WHAT TO PRODUCE ▸
Copy the entries below exactly. Images do not belong in the copy.

DATA ▸
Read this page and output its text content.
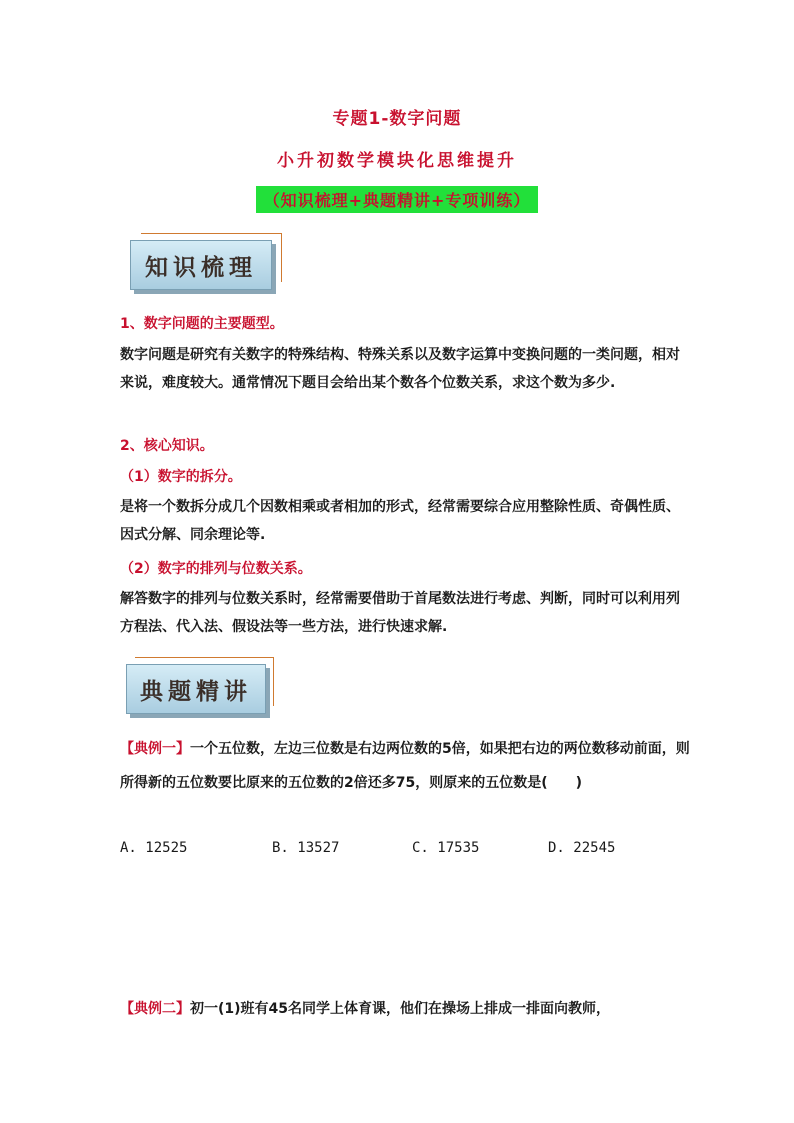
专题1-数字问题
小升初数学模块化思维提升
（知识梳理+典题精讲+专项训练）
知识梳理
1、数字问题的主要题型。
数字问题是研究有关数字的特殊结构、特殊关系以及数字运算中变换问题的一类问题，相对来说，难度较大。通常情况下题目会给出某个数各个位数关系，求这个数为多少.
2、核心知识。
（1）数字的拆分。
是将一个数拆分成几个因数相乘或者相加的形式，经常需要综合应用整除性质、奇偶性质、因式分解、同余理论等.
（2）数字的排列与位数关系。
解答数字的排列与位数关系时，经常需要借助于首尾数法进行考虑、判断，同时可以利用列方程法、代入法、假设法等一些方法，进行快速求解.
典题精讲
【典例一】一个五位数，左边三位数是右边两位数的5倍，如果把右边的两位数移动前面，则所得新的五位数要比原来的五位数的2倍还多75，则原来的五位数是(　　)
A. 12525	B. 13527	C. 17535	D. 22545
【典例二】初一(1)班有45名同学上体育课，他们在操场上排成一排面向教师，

THE ANSWER ▸
Read this page and output its text content.
专题1-数字问题
小升初数学模块化思维提升
（知识梳理+典题精讲+专项训练）
知识梳理
1、数字问题的主要题型。
数字问题是研究有关数字的特殊结构、特殊关系以及数字运算中变换问题的一类问题，相对来说，难度较大。通常情况下题目会给出某个数各个位数关系，求这个数为多少.
2、核心知识。
（1）数字的拆分。
是将一个数拆分成几个因数相乘或者相加的形式，经常需要综合应用整除性质、奇偶性质、因式分解、同余理论等.
（2）数字的排列与位数关系。
解答数字的排列与位数关系时，经常需要借助于首尾数法进行考虑、判断，同时可以利用列方程法、代入法、假设法等一些方法，进行快速求解.
典题精讲
【典例一】一个五位数，左边三位数是右边两位数的5倍，如果把右边的两位数移动前面，则所得新的五位数要比原来的五位数的2倍还多75，则原来的五位数是(　　)
A. 12525	B. 13527	C. 17535	D. 22545
【典例二】初一(1)班有45名同学上体育课，他们在操场上排成一排面向教师，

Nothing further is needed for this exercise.